The answer is one number: how many lines in the data below hold "Global".
BEGIN
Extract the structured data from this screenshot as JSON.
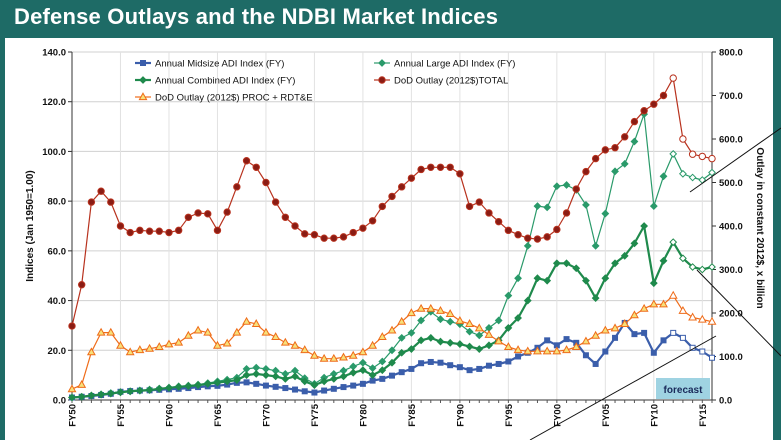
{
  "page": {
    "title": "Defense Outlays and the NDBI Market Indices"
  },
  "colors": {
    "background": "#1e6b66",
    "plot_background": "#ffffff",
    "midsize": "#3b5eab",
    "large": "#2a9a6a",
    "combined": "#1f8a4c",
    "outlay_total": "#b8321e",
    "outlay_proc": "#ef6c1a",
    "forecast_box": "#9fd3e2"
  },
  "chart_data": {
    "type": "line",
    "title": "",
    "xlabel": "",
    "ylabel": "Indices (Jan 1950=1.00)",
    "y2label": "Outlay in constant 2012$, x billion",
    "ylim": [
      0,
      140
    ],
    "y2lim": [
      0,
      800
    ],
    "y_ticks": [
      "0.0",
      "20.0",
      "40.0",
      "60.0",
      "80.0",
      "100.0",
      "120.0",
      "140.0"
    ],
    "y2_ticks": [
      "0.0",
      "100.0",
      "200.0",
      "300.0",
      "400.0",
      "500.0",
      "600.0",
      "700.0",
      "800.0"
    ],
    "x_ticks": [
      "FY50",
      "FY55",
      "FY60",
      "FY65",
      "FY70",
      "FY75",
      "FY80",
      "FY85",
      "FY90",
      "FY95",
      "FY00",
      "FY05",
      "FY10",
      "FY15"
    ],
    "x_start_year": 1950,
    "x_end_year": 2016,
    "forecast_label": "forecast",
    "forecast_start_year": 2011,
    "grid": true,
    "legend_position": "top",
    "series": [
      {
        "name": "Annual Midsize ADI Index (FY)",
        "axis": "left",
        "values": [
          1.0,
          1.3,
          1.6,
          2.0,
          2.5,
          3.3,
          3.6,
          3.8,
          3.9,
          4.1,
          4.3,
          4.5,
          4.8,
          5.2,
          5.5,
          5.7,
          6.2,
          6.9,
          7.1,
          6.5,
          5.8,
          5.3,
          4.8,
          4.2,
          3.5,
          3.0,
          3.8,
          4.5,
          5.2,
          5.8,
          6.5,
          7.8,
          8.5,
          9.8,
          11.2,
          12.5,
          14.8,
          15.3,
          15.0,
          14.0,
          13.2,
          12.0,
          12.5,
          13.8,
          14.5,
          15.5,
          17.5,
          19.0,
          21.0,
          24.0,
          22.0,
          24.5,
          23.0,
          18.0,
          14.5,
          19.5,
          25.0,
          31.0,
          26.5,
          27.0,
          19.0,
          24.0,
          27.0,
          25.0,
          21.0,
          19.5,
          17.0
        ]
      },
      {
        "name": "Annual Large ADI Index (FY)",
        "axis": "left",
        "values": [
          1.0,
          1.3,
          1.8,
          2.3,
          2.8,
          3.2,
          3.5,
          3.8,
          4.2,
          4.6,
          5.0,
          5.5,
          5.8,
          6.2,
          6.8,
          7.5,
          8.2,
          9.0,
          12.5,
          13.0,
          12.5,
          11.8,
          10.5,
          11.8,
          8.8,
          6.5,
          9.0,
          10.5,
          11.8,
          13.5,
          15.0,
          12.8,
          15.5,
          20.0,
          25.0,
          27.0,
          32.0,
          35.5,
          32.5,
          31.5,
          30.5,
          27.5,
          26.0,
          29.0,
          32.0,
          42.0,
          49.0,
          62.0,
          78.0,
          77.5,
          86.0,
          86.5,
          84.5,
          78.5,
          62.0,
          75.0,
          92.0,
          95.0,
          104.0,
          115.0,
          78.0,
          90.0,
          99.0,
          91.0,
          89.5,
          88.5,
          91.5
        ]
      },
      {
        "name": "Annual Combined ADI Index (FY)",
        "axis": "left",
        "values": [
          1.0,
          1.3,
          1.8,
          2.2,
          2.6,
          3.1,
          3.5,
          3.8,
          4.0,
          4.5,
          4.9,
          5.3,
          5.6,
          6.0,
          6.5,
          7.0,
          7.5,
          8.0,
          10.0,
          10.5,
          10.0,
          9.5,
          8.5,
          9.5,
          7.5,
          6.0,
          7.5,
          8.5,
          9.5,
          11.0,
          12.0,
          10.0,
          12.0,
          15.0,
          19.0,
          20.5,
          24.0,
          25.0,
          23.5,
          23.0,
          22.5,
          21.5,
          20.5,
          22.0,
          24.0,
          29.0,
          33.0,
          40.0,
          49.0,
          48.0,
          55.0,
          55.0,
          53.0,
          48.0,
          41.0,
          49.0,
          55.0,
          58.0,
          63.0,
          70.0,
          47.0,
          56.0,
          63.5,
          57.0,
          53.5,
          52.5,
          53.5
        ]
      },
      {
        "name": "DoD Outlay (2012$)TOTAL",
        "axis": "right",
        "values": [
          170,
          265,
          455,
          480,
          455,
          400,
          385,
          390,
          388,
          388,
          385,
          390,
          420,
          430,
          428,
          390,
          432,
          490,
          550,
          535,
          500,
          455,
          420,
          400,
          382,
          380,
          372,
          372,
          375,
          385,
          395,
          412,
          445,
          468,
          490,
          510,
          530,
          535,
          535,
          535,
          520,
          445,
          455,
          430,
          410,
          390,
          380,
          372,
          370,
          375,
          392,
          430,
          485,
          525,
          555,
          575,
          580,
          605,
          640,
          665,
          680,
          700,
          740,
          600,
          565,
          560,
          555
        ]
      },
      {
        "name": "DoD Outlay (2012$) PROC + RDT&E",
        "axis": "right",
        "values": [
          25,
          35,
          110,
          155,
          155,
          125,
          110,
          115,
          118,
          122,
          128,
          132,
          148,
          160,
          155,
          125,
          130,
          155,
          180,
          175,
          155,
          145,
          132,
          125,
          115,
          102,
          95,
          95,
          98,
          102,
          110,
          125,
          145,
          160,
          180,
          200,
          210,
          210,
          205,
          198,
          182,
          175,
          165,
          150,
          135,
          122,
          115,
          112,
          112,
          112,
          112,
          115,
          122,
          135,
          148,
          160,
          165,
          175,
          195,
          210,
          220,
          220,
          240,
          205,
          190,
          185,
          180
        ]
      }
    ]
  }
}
END
BEGIN
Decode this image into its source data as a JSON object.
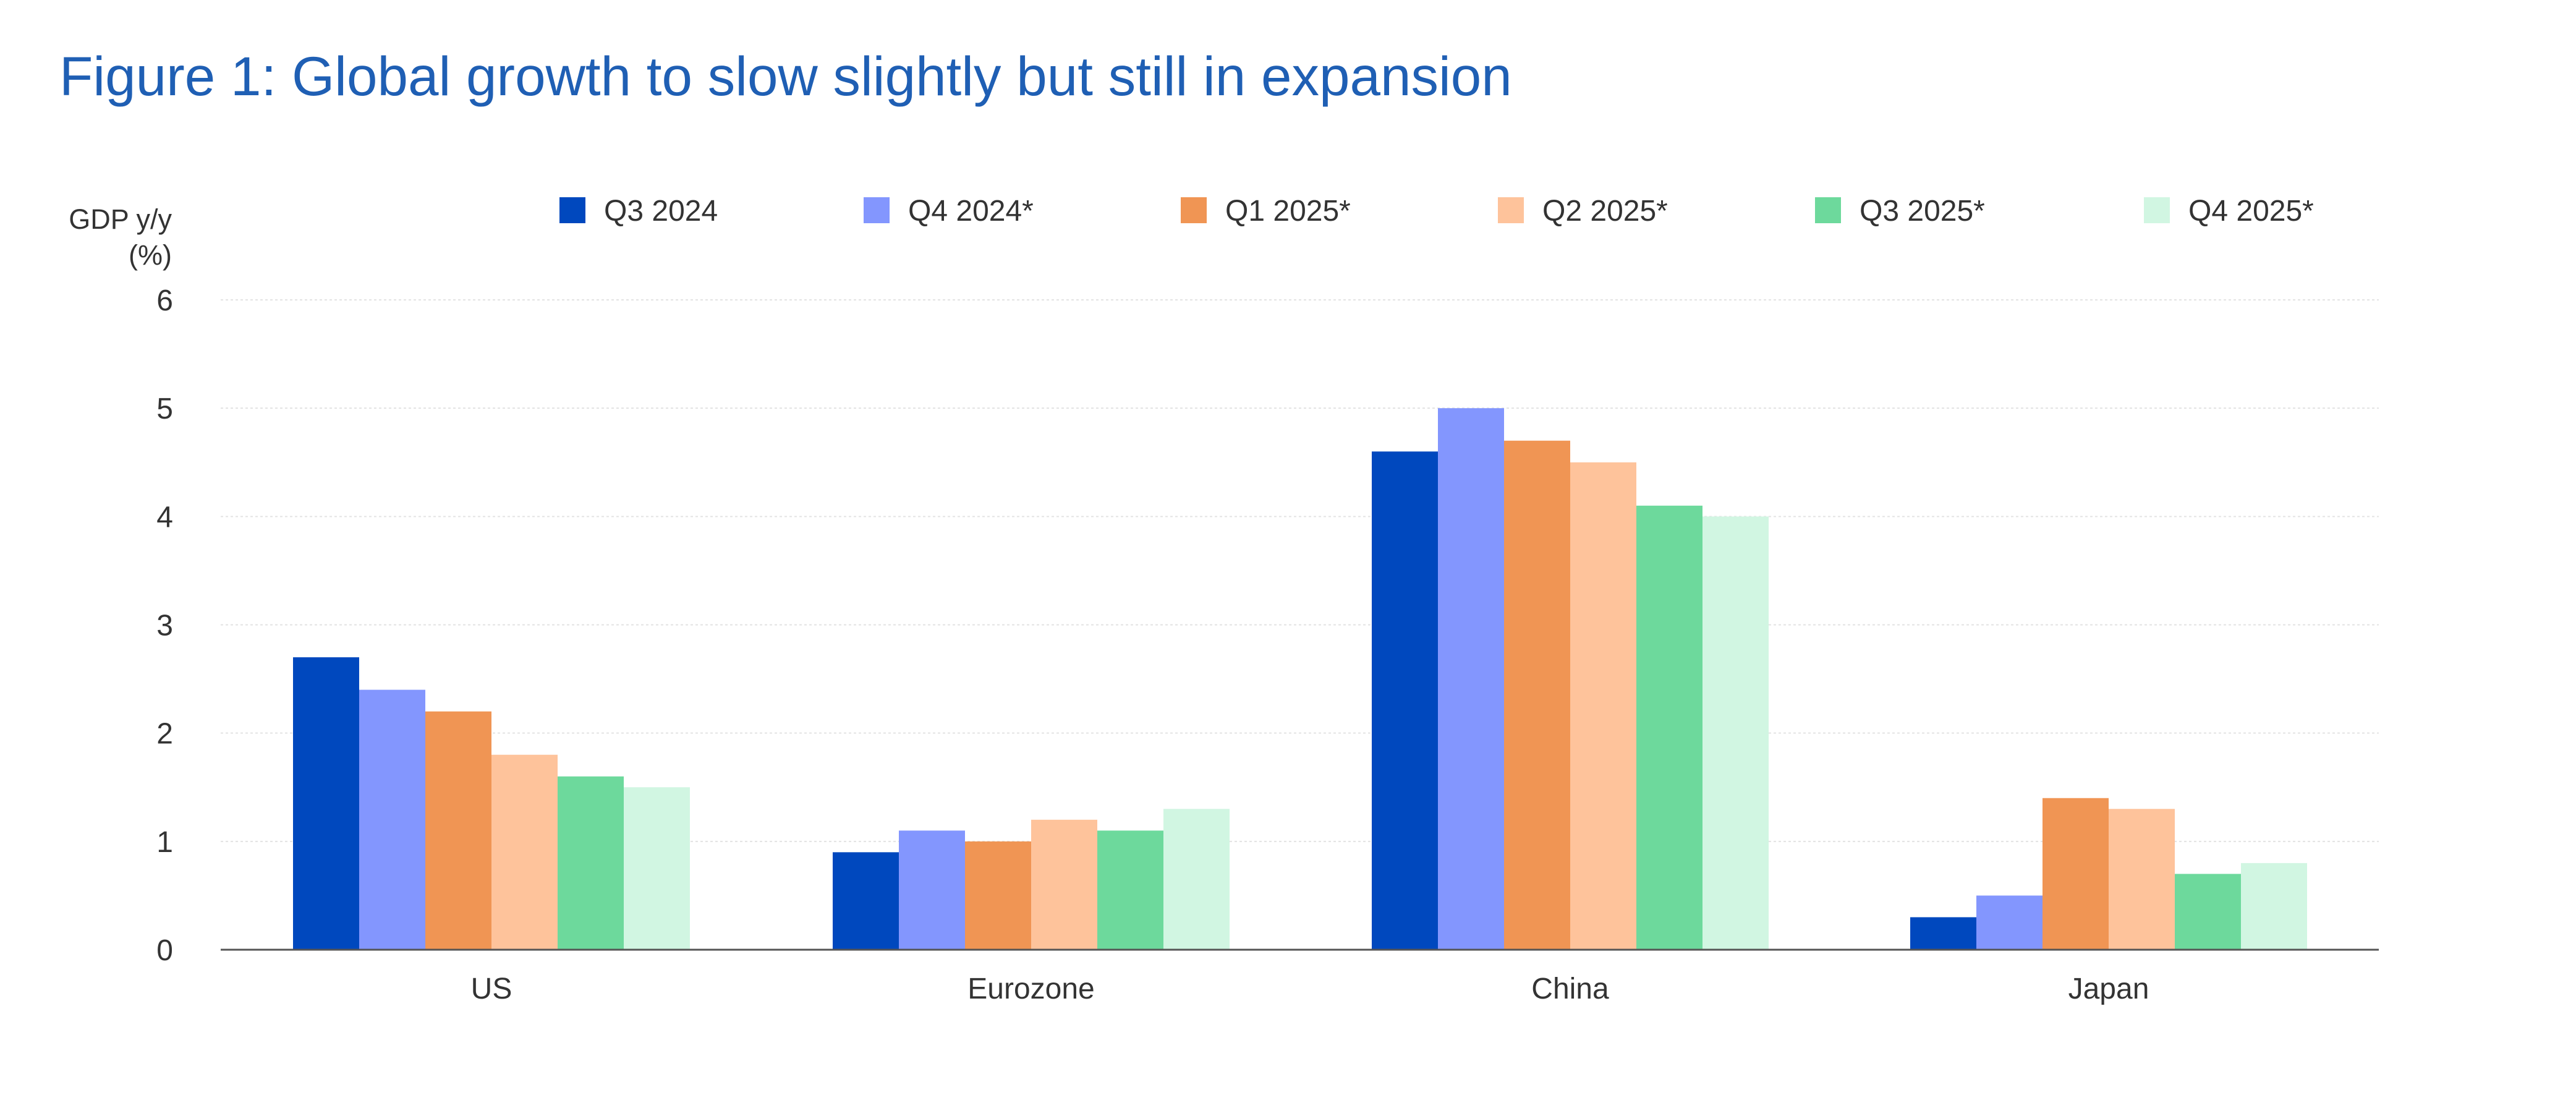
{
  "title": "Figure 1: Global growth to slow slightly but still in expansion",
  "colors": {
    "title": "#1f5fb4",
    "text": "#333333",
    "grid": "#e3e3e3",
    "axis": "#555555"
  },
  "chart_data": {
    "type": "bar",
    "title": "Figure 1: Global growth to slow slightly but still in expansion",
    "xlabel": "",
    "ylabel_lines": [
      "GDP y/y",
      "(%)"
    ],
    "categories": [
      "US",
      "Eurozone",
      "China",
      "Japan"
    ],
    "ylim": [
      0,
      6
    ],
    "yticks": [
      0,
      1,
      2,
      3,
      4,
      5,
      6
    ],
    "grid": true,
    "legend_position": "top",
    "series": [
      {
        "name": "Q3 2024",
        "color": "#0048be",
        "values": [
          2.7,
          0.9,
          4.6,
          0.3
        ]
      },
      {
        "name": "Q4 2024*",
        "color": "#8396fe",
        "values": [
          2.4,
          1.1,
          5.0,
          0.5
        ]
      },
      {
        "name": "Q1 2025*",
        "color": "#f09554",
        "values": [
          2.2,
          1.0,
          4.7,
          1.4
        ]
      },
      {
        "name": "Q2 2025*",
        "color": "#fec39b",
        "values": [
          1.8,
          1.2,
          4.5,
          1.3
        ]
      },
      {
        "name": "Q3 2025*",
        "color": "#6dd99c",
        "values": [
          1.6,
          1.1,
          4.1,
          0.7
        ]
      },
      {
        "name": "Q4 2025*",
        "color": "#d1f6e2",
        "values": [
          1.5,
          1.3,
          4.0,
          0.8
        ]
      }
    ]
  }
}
END
BEGIN
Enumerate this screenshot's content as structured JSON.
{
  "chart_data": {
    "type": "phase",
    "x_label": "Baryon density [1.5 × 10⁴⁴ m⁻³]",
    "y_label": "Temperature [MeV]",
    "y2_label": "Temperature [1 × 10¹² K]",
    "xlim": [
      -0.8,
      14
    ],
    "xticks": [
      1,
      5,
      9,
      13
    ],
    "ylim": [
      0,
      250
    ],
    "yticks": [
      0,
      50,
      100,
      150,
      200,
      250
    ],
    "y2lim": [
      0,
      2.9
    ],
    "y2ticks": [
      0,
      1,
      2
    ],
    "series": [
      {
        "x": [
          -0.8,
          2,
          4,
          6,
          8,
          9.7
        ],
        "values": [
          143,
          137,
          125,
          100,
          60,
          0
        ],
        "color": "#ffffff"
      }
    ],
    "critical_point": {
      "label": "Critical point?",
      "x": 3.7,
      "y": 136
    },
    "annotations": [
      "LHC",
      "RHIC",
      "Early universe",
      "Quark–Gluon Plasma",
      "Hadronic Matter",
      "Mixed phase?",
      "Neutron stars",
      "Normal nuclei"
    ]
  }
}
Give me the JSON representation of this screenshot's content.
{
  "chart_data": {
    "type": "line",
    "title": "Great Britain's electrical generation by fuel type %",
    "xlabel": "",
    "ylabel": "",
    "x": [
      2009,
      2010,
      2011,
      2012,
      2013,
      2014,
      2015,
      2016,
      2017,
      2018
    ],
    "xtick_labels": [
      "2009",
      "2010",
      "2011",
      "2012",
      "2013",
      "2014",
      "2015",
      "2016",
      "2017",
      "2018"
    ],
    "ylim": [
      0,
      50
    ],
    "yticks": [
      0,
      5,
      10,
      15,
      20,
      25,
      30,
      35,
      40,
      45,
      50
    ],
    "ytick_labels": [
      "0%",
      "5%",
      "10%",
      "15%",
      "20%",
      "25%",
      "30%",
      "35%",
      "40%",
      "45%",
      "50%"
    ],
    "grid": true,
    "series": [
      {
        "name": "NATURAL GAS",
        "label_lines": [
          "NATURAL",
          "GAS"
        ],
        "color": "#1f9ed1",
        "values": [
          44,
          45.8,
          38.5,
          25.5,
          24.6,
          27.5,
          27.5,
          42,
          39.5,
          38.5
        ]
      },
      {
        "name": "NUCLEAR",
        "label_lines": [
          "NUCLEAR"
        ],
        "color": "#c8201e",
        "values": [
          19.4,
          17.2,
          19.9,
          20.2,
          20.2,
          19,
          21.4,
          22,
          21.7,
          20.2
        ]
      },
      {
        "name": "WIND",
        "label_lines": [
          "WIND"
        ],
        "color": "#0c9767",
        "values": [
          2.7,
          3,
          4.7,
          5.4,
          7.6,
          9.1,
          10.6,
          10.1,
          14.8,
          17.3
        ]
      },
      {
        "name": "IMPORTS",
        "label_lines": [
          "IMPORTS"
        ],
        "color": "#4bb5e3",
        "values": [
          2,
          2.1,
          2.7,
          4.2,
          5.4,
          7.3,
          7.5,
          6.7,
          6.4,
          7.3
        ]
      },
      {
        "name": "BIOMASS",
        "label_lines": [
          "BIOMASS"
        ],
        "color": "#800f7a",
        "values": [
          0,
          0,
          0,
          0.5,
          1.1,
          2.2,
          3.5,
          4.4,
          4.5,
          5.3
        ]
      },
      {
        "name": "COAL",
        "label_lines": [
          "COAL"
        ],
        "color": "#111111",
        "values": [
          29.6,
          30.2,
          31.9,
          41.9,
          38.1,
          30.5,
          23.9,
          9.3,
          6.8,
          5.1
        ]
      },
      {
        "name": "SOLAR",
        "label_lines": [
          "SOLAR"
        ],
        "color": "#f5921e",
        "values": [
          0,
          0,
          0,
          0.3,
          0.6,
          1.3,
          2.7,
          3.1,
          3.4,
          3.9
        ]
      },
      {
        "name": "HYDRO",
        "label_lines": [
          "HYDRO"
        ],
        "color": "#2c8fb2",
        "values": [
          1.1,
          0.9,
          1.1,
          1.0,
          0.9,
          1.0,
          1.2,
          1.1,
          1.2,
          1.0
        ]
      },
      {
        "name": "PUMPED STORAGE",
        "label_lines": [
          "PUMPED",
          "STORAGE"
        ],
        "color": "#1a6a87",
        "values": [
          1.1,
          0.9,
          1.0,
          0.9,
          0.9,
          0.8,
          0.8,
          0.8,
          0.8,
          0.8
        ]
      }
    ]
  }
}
END
:: Answer ::
2